-- Start --

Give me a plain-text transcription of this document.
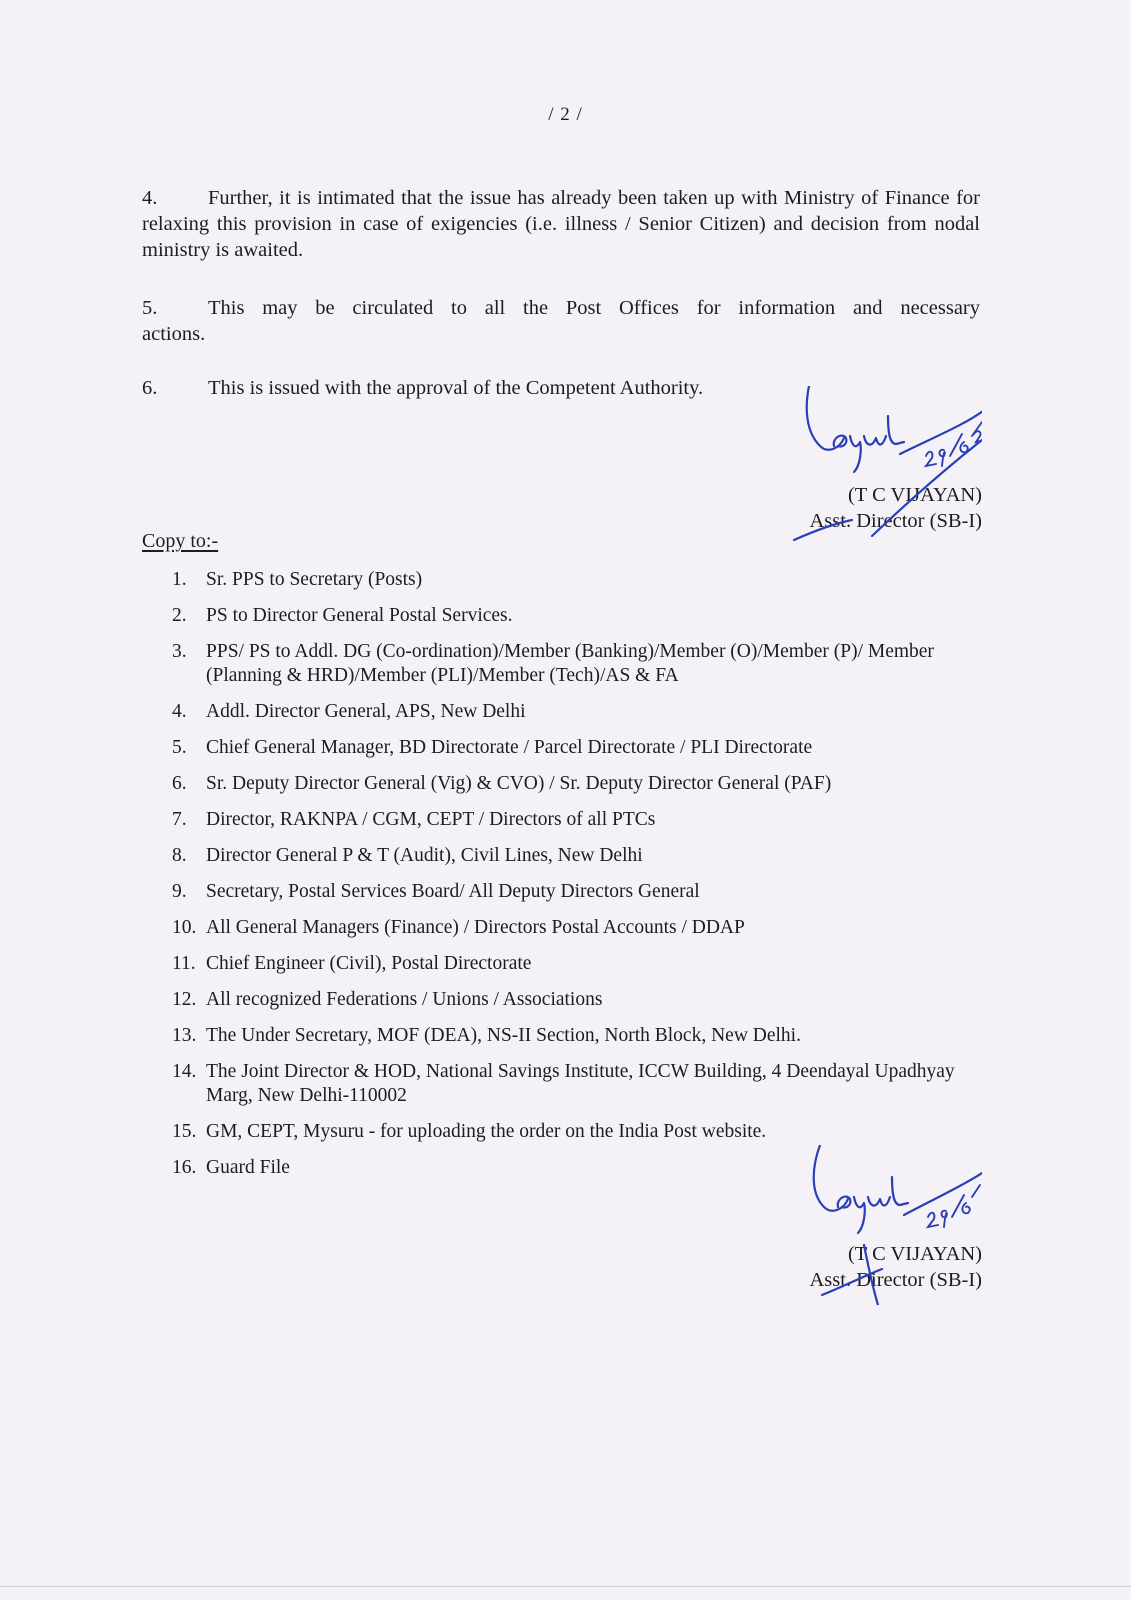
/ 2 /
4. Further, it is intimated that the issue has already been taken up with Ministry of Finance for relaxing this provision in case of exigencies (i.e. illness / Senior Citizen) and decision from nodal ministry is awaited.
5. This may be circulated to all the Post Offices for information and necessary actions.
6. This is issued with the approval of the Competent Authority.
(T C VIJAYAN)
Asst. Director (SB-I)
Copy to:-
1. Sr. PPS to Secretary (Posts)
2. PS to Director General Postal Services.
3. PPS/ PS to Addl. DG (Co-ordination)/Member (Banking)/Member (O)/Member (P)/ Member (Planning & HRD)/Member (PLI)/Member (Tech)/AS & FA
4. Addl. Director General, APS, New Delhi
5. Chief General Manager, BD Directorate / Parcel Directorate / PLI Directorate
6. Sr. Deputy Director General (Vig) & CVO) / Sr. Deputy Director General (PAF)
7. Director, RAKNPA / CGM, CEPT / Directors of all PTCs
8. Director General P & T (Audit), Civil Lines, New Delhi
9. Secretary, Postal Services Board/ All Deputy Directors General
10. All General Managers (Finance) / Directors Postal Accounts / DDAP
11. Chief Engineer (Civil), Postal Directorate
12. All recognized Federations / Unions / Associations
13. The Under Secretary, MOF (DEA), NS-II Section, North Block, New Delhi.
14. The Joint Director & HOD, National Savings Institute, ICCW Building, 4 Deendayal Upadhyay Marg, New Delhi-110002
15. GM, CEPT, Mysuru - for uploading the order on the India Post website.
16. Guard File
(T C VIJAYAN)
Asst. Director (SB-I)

-- End --
-- Start --

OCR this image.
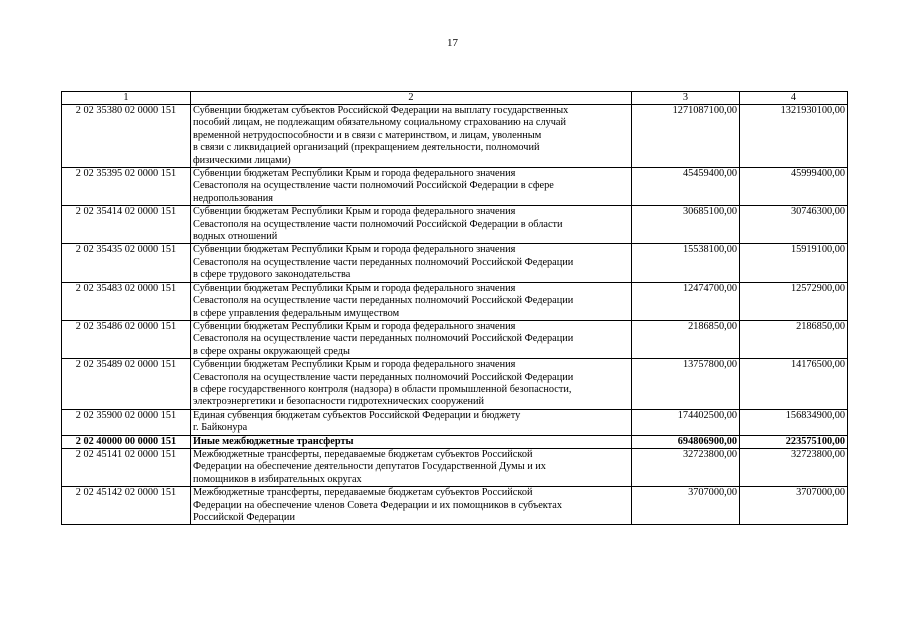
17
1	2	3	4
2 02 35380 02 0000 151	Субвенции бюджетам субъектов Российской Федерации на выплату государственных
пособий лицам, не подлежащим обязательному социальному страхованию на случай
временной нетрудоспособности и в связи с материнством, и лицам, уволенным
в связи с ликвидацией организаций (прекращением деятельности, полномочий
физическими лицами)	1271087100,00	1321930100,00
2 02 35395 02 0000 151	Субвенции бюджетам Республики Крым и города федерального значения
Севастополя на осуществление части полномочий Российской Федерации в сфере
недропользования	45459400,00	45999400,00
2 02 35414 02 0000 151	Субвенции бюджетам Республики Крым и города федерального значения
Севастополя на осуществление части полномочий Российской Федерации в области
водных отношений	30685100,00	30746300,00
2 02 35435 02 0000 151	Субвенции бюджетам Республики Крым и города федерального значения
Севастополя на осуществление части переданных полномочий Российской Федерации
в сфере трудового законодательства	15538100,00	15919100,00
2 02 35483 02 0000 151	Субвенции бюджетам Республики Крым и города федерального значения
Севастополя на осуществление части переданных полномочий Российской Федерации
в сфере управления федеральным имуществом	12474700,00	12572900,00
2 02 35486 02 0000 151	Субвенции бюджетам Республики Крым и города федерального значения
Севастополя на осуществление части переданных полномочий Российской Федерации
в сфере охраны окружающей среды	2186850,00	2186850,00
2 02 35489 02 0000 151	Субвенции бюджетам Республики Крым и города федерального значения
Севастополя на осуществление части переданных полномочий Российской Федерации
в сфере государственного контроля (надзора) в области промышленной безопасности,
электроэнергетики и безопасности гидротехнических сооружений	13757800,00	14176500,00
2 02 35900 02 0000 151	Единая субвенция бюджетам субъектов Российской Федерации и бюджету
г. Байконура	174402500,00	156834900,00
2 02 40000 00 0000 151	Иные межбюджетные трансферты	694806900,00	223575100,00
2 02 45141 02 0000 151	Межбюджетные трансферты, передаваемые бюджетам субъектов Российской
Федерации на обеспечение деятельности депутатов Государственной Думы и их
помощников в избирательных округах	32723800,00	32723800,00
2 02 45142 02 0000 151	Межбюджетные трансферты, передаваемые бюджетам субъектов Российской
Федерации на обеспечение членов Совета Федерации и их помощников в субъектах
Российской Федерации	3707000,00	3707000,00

-- End --

→ **TO BE DONE**
Scan the material line by line and report each one that contains "передаваемые".

→ **EXERCISE SOLUTION**
2 02 45141 02 0000 151	Межбюджетные трансферты, передаваемые бюджетам субъектов Российской
2 02 45142 02 0000 151	Межбюджетные трансферты, передаваемые бюджетам субъектов Российской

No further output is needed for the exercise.